Problem requirements - Output the material word for word. Leave each picture out.

Records supplied -
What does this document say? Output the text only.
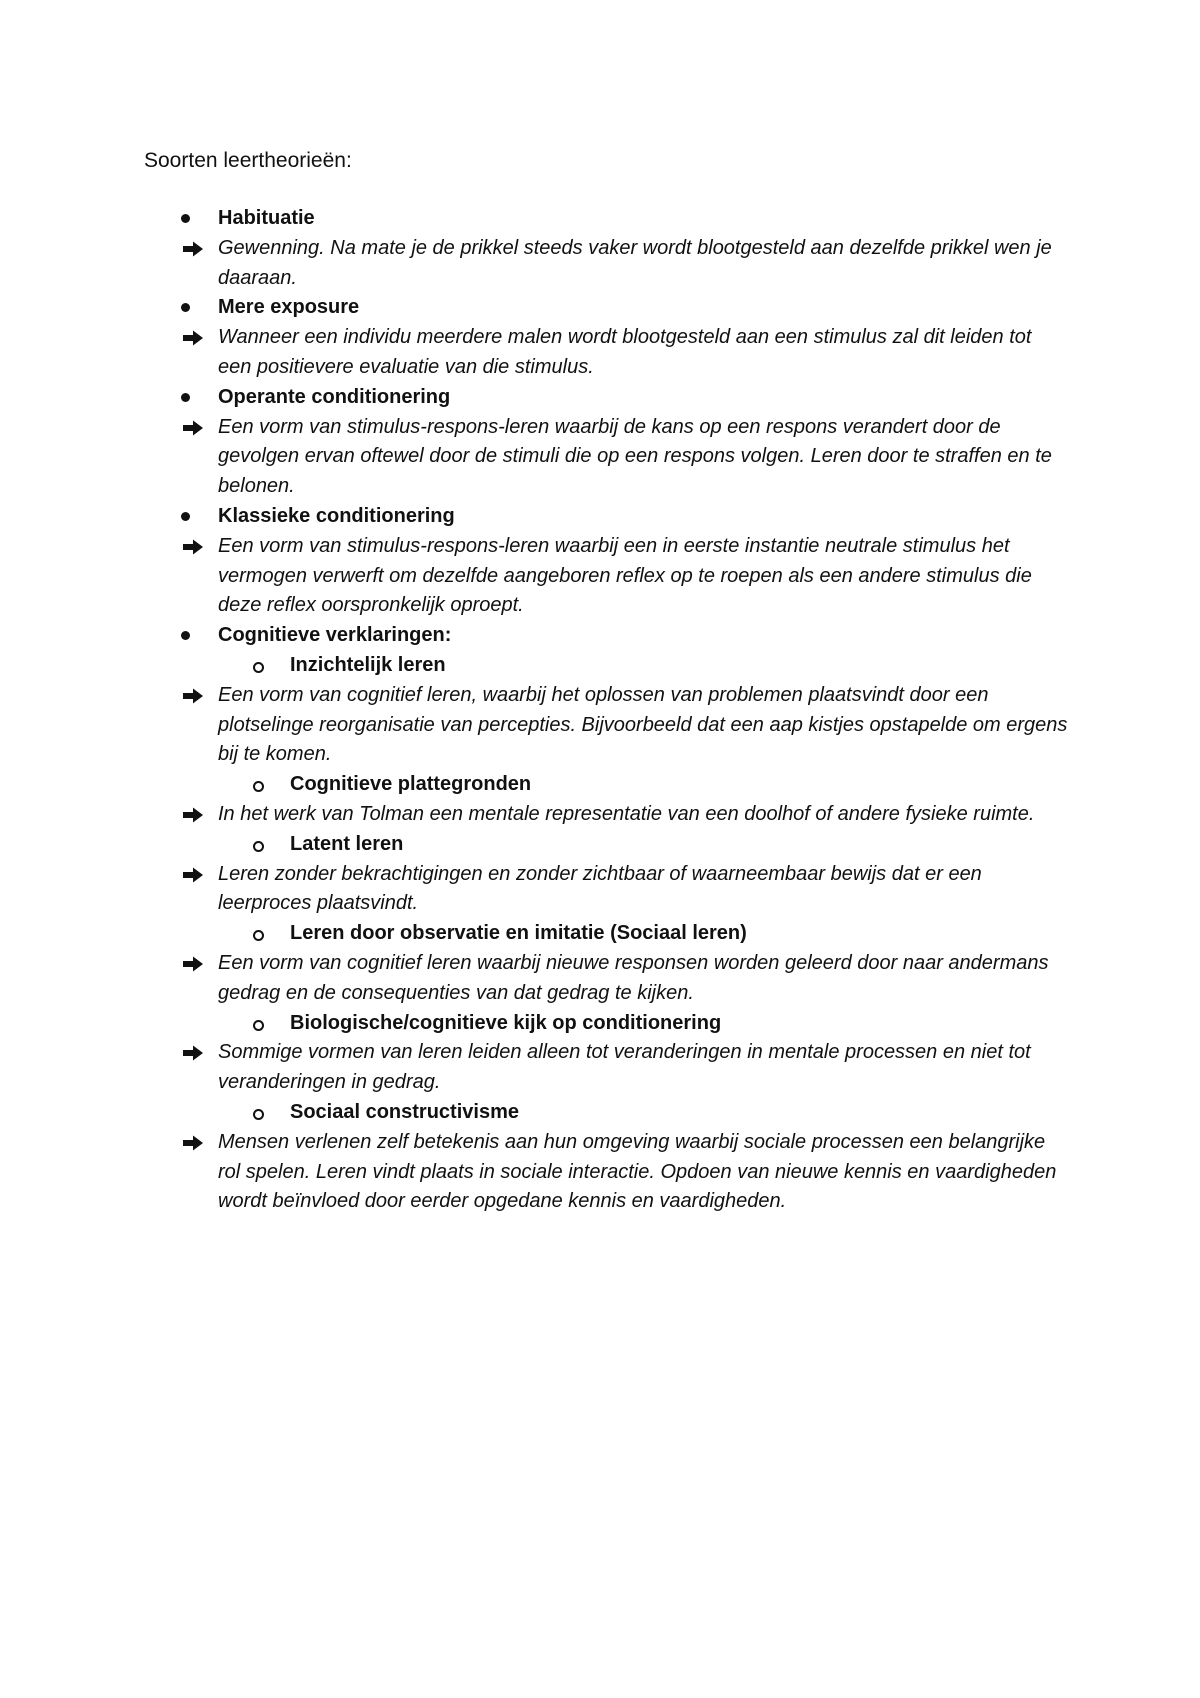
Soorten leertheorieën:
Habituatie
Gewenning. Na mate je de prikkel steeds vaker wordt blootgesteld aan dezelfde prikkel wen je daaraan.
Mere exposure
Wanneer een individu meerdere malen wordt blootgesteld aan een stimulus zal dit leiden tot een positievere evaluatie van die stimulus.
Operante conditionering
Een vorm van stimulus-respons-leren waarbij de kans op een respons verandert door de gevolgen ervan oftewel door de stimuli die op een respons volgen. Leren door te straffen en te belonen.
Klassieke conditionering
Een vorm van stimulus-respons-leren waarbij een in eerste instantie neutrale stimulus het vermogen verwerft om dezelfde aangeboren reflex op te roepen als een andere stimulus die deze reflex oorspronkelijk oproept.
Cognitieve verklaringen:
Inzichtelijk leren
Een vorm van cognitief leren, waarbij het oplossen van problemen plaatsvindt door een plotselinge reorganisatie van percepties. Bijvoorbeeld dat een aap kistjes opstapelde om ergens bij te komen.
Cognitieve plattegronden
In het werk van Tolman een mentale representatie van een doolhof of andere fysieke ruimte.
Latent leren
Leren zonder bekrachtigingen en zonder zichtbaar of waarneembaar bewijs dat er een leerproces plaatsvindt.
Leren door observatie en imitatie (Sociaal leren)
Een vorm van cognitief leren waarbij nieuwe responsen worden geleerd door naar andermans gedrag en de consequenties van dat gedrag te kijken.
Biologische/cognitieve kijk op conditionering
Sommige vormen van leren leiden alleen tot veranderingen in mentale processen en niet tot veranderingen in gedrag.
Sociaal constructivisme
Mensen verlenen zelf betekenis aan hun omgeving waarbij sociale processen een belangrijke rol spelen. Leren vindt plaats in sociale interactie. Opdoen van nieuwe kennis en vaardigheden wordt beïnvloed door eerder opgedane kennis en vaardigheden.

Solved exercise -
What does this document say? Output the text only.
Soorten leertheorieën:
Habituatie
Gewenning. Na mate je de prikkel steeds vaker wordt blootgesteld aan dezelfde prikkel wen je daaraan.
Mere exposure
Wanneer een individu meerdere malen wordt blootgesteld aan een stimulus zal dit leiden tot een positievere evaluatie van die stimulus.
Operante conditionering
Een vorm van stimulus-respons-leren waarbij de kans op een respons verandert door de gevolgen ervan oftewel door de stimuli die op een respons volgen. Leren door te straffen en te belonen.
Klassieke conditionering
Een vorm van stimulus-respons-leren waarbij een in eerste instantie neutrale stimulus het vermogen verwerft om dezelfde aangeboren reflex op te roepen als een andere stimulus die deze reflex oorspronkelijk oproept.
Cognitieve verklaringen:
Inzichtelijk leren
Een vorm van cognitief leren, waarbij het oplossen van problemen plaatsvindt door een plotselinge reorganisatie van percepties. Bijvoorbeeld dat een aap kistjes opstapelde om ergens bij te komen.
Cognitieve plattegronden
In het werk van Tolman een mentale representatie van een doolhof of andere fysieke ruimte.
Latent leren
Leren zonder bekrachtigingen en zonder zichtbaar of waarneembaar bewijs dat er een leerproces plaatsvindt.
Leren door observatie en imitatie (Sociaal leren)
Een vorm van cognitief leren waarbij nieuwe responsen worden geleerd door naar andermans gedrag en de consequenties van dat gedrag te kijken.
Biologische/cognitieve kijk op conditionering
Sommige vormen van leren leiden alleen tot veranderingen in mentale processen en niet tot veranderingen in gedrag.
Sociaal constructivisme
Mensen verlenen zelf betekenis aan hun omgeving waarbij sociale processen een belangrijke rol spelen. Leren vindt plaats in sociale interactie. Opdoen van nieuwe kennis en vaardigheden wordt beïnvloed door eerder opgedane kennis en vaardigheden.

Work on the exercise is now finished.